**Aim of the task:**
Quote the records that follow in full, leaving the pictures out.

**Raw records:**
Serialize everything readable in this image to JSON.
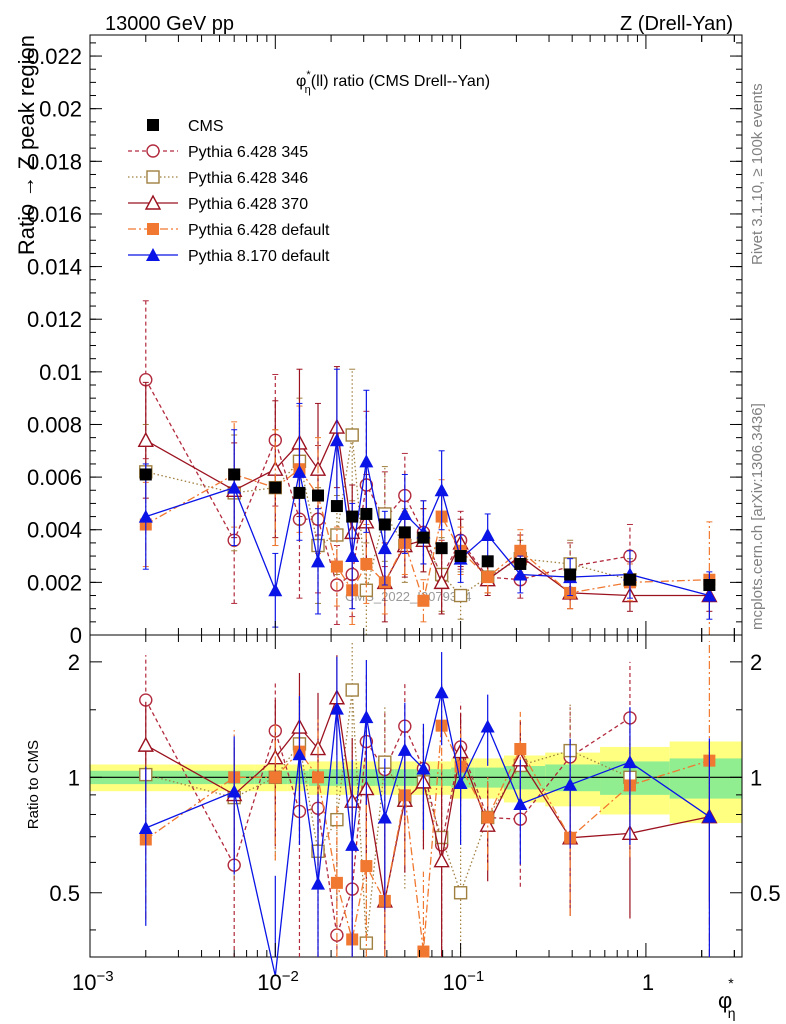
{
  "header": {
    "energy": "13000 GeV pp",
    "process": "Z (Drell-Yan)",
    "rivet": "Rivet 3.1.10, ≥ 100k events",
    "mcplots": "mcplots.cern.ch [arXiv:1306.3436]",
    "watermark": "CMS_2022_I2079374"
  },
  "main_panel": {
    "title_phi": "φ",
    "title_star": "*",
    "title_eta": "η",
    "title_rest": "(ll) ratio (CMS Drell--Yan)",
    "ylabel": "Ratio → Z peak region",
    "yticks": [
      "0",
      "0.002",
      "0.004",
      "0.006",
      "0.008",
      "0.01",
      "0.012",
      "0.014",
      "0.016",
      "0.018",
      "0.02",
      "0.022"
    ]
  },
  "ratio_panel": {
    "ylabel": "Ratio to CMS",
    "yticks": [
      "0.5",
      "1",
      "2"
    ]
  },
  "xaxis": {
    "label_phi": "φ",
    "label_star": "*",
    "label_eta": "η",
    "ticks": [
      {
        "base": "10",
        "exp": "−3"
      },
      {
        "base": "10",
        "exp": "−2"
      },
      {
        "base": "10",
        "exp": "−1"
      },
      {
        "base": "1",
        "exp": ""
      }
    ]
  },
  "legend": [
    {
      "name": "CMS",
      "color": "#000000",
      "marker": "square-filled",
      "dash": "solid"
    },
    {
      "name": "Pythia 6.428 345",
      "color": "#b22a3d",
      "marker": "circle-open",
      "dash": "4,3"
    },
    {
      "name": "Pythia 6.428 346",
      "color": "#a08040",
      "marker": "square-open",
      "dash": "1.5,2.5"
    },
    {
      "name": "Pythia 6.428 370",
      "color": "#9b1220",
      "marker": "triangle-open",
      "dash": "solid"
    },
    {
      "name": "Pythia 6.428 default",
      "color": "#f07830",
      "marker": "square-filled",
      "dash": "8,3,2,3"
    },
    {
      "name": "Pythia 8.170 default",
      "color": "#0a14e6",
      "marker": "triangle-filled",
      "dash": "solid"
    }
  ],
  "chart_data": {
    "type": "scatter",
    "x_scale": "log",
    "xlim": [
      0.001,
      3.3
    ],
    "main_ylim": [
      0,
      0.0228
    ],
    "ratio_ylim": [
      0.34,
      2.35
    ],
    "x": [
      0.002,
      0.006,
      0.01,
      0.0135,
      0.017,
      0.0215,
      0.026,
      0.031,
      0.039,
      0.05,
      0.063,
      0.079,
      0.1,
      0.14,
      0.21,
      0.39,
      0.82,
      2.2
    ],
    "series": [
      {
        "name": "CMS",
        "y": [
          0.0061,
          0.0061,
          0.0056,
          0.0054,
          0.0053,
          0.0049,
          0.0045,
          0.0046,
          0.0042,
          0.0039,
          0.0037,
          0.0033,
          0.003,
          0.0028,
          0.0027,
          0.0023,
          0.0021,
          0.0019
        ],
        "err": [
          0.0001,
          0.0001,
          0.0001,
          0.0001,
          0.0001,
          0.0001,
          0.0001,
          0.0001,
          0.0001,
          0.0001,
          0.0001,
          0.0001,
          0.0001,
          0.0001,
          0.0001,
          0.0001,
          0.0001,
          0.0001
        ]
      },
      {
        "name": "Pythia 6.428 345",
        "y": [
          0.0097,
          0.0036,
          0.0074,
          0.0044,
          0.0044,
          0.0019,
          0.0023,
          0.0057,
          0.0044,
          0.0053,
          0.0039,
          0.0022,
          0.0036,
          0.0022,
          0.0021,
          0.0026,
          0.003,
          null
        ],
        "err": [
          0.003,
          0.0024,
          0.0025,
          0.003,
          0.0028,
          0.0015,
          0.0016,
          0.0028,
          0.0018,
          0.0016,
          0.0012,
          0.0014,
          0.0011,
          0.0006,
          0.0007,
          0.0009,
          0.0012,
          null
        ]
      },
      {
        "name": "Pythia 6.428 346",
        "y": [
          0.0062,
          0.0054,
          0.0056,
          0.0066,
          0.0034,
          0.0038,
          0.0076,
          0.0017,
          0.0046,
          0.0034,
          0.0036,
          0.0023,
          0.0015,
          0.0022,
          0.0029,
          0.0027,
          0.0021,
          null
        ],
        "err": [
          0.0018,
          0.0022,
          0.0022,
          0.0024,
          0.0022,
          0.0015,
          0.0025,
          0.0018,
          0.0018,
          0.0014,
          0.0012,
          0.0014,
          0.0009,
          0.0006,
          0.0007,
          0.0009,
          0.0008,
          null
        ]
      },
      {
        "name": "Pythia 6.428 370",
        "y": [
          0.0074,
          0.0055,
          0.0063,
          0.0073,
          0.0063,
          0.0079,
          0.0039,
          0.0043,
          0.002,
          0.0034,
          0.0036,
          0.002,
          0.0035,
          0.0021,
          0.003,
          0.0016,
          0.0015,
          0.0015
        ],
        "err": [
          0.0022,
          0.0018,
          0.0026,
          0.0028,
          0.0025,
          0.0023,
          0.0018,
          0.0018,
          0.0015,
          0.0012,
          0.0012,
          0.0012,
          0.0009,
          0.0006,
          0.0008,
          0.0006,
          0.0006,
          0.0006
        ]
      },
      {
        "name": "Pythia 6.428 default",
        "y": [
          0.0042,
          0.0061,
          0.0056,
          0.0063,
          0.0053,
          0.0026,
          0.0017,
          0.0027,
          0.002,
          0.0035,
          0.0013,
          0.0045,
          0.0032,
          0.0022,
          0.0032,
          0.0016,
          0.002,
          0.0021
        ],
        "err": [
          0.0016,
          0.002,
          0.0022,
          0.0024,
          0.0022,
          0.0015,
          0.0013,
          0.0015,
          0.0012,
          0.0012,
          0.0008,
          0.0014,
          0.0009,
          0.0006,
          0.0008,
          0.0006,
          0.0007,
          0.0022
        ]
      },
      {
        "name": "Pythia 8.170 default",
        "y": [
          0.0045,
          0.0056,
          0.0017,
          0.0062,
          0.0028,
          0.0074,
          0.003,
          0.0066,
          0.0033,
          0.0046,
          0.0039,
          0.0055,
          0.0029,
          0.0038,
          0.0023,
          0.0022,
          0.0023,
          0.0015
        ],
        "err": [
          0.002,
          0.0022,
          0.0014,
          0.0026,
          0.002,
          0.0027,
          0.002,
          0.0027,
          0.0014,
          0.0015,
          0.0012,
          0.0015,
          0.0009,
          0.0008,
          0.0007,
          0.0007,
          0.0009,
          0.0009
        ]
      }
    ]
  }
}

**Result for this exercise:**
Serialize everything readable in this image to JSON.
{
  "header": {
    "energy": "13000 GeV pp",
    "process": "Z (Drell-Yan)",
    "rivet": "Rivet 3.1.10, ≥ 100k events",
    "mcplots": "mcplots.cern.ch [arXiv:1306.3436]",
    "watermark": "CMS_2022_I2079374"
  },
  "main_panel": {
    "title_phi": "φ",
    "title_star": "*",
    "title_eta": "η",
    "title_rest": "(ll) ratio (CMS Drell--Yan)",
    "ylabel": "Ratio → Z peak region",
    "yticks": [
      "0",
      "0.002",
      "0.004",
      "0.006",
      "0.008",
      "0.01",
      "0.012",
      "0.014",
      "0.016",
      "0.018",
      "0.02",
      "0.022"
    ]
  },
  "ratio_panel": {
    "ylabel": "Ratio to CMS",
    "yticks": [
      "0.5",
      "1",
      "2"
    ]
  },
  "xaxis": {
    "label_phi": "φ",
    "label_star": "*",
    "label_eta": "η",
    "ticks": [
      {
        "base": "10",
        "exp": "−3"
      },
      {
        "base": "10",
        "exp": "−2"
      },
      {
        "base": "10",
        "exp": "−1"
      },
      {
        "base": "1",
        "exp": ""
      }
    ]
  },
  "legend": [
    {
      "name": "CMS",
      "color": "#000000",
      "marker": "square-filled",
      "dash": "solid"
    },
    {
      "name": "Pythia 6.428 345",
      "color": "#b22a3d",
      "marker": "circle-open",
      "dash": "4,3"
    },
    {
      "name": "Pythia 6.428 346",
      "color": "#a08040",
      "marker": "square-open",
      "dash": "1.5,2.5"
    },
    {
      "name": "Pythia 6.428 370",
      "color": "#9b1220",
      "marker": "triangle-open",
      "dash": "solid"
    },
    {
      "name": "Pythia 6.428 default",
      "color": "#f07830",
      "marker": "square-filled",
      "dash": "8,3,2,3"
    },
    {
      "name": "Pythia 8.170 default",
      "color": "#0a14e6",
      "marker": "triangle-filled",
      "dash": "solid"
    }
  ],
  "chart_data": {
    "type": "scatter",
    "x_scale": "log",
    "xlim": [
      0.001,
      3.3
    ],
    "main_ylim": [
      0,
      0.0228
    ],
    "ratio_ylim": [
      0.34,
      2.35
    ],
    "x": [
      0.002,
      0.006,
      0.01,
      0.0135,
      0.017,
      0.0215,
      0.026,
      0.031,
      0.039,
      0.05,
      0.063,
      0.079,
      0.1,
      0.14,
      0.21,
      0.39,
      0.82,
      2.2
    ],
    "series": [
      {
        "name": "CMS",
        "y": [
          0.0061,
          0.0061,
          0.0056,
          0.0054,
          0.0053,
          0.0049,
          0.0045,
          0.0046,
          0.0042,
          0.0039,
          0.0037,
          0.0033,
          0.003,
          0.0028,
          0.0027,
          0.0023,
          0.0021,
          0.0019
        ],
        "err": [
          0.0001,
          0.0001,
          0.0001,
          0.0001,
          0.0001,
          0.0001,
          0.0001,
          0.0001,
          0.0001,
          0.0001,
          0.0001,
          0.0001,
          0.0001,
          0.0001,
          0.0001,
          0.0001,
          0.0001,
          0.0001
        ]
      },
      {
        "name": "Pythia 6.428 345",
        "y": [
          0.0097,
          0.0036,
          0.0074,
          0.0044,
          0.0044,
          0.0019,
          0.0023,
          0.0057,
          0.0044,
          0.0053,
          0.0039,
          0.0022,
          0.0036,
          0.0022,
          0.0021,
          0.0026,
          0.003,
          null
        ],
        "err": [
          0.003,
          0.0024,
          0.0025,
          0.003,
          0.0028,
          0.0015,
          0.0016,
          0.0028,
          0.0018,
          0.0016,
          0.0012,
          0.0014,
          0.0011,
          0.0006,
          0.0007,
          0.0009,
          0.0012,
          null
        ]
      },
      {
        "name": "Pythia 6.428 346",
        "y": [
          0.0062,
          0.0054,
          0.0056,
          0.0066,
          0.0034,
          0.0038,
          0.0076,
          0.0017,
          0.0046,
          0.0034,
          0.0036,
          0.0023,
          0.0015,
          0.0022,
          0.0029,
          0.0027,
          0.0021,
          null
        ],
        "err": [
          0.0018,
          0.0022,
          0.0022,
          0.0024,
          0.0022,
          0.0015,
          0.0025,
          0.0018,
          0.0018,
          0.0014,
          0.0012,
          0.0014,
          0.0009,
          0.0006,
          0.0007,
          0.0009,
          0.0008,
          null
        ]
      },
      {
        "name": "Pythia 6.428 370",
        "y": [
          0.0074,
          0.0055,
          0.0063,
          0.0073,
          0.0063,
          0.0079,
          0.0039,
          0.0043,
          0.002,
          0.0034,
          0.0036,
          0.002,
          0.0035,
          0.0021,
          0.003,
          0.0016,
          0.0015,
          0.0015
        ],
        "err": [
          0.0022,
          0.0018,
          0.0026,
          0.0028,
          0.0025,
          0.0023,
          0.0018,
          0.0018,
          0.0015,
          0.0012,
          0.0012,
          0.0012,
          0.0009,
          0.0006,
          0.0008,
          0.0006,
          0.0006,
          0.0006
        ]
      },
      {
        "name": "Pythia 6.428 default",
        "y": [
          0.0042,
          0.0061,
          0.0056,
          0.0063,
          0.0053,
          0.0026,
          0.0017,
          0.0027,
          0.002,
          0.0035,
          0.0013,
          0.0045,
          0.0032,
          0.0022,
          0.0032,
          0.0016,
          0.002,
          0.0021
        ],
        "err": [
          0.0016,
          0.002,
          0.0022,
          0.0024,
          0.0022,
          0.0015,
          0.0013,
          0.0015,
          0.0012,
          0.0012,
          0.0008,
          0.0014,
          0.0009,
          0.0006,
          0.0008,
          0.0006,
          0.0007,
          0.0022
        ]
      },
      {
        "name": "Pythia 8.170 default",
        "y": [
          0.0045,
          0.0056,
          0.0017,
          0.0062,
          0.0028,
          0.0074,
          0.003,
          0.0066,
          0.0033,
          0.0046,
          0.0039,
          0.0055,
          0.0029,
          0.0038,
          0.0023,
          0.0022,
          0.0023,
          0.0015
        ],
        "err": [
          0.002,
          0.0022,
          0.0014,
          0.0026,
          0.002,
          0.0027,
          0.002,
          0.0027,
          0.0014,
          0.0015,
          0.0012,
          0.0015,
          0.0009,
          0.0008,
          0.0007,
          0.0007,
          0.0009,
          0.0009
        ]
      }
    ]
  }
}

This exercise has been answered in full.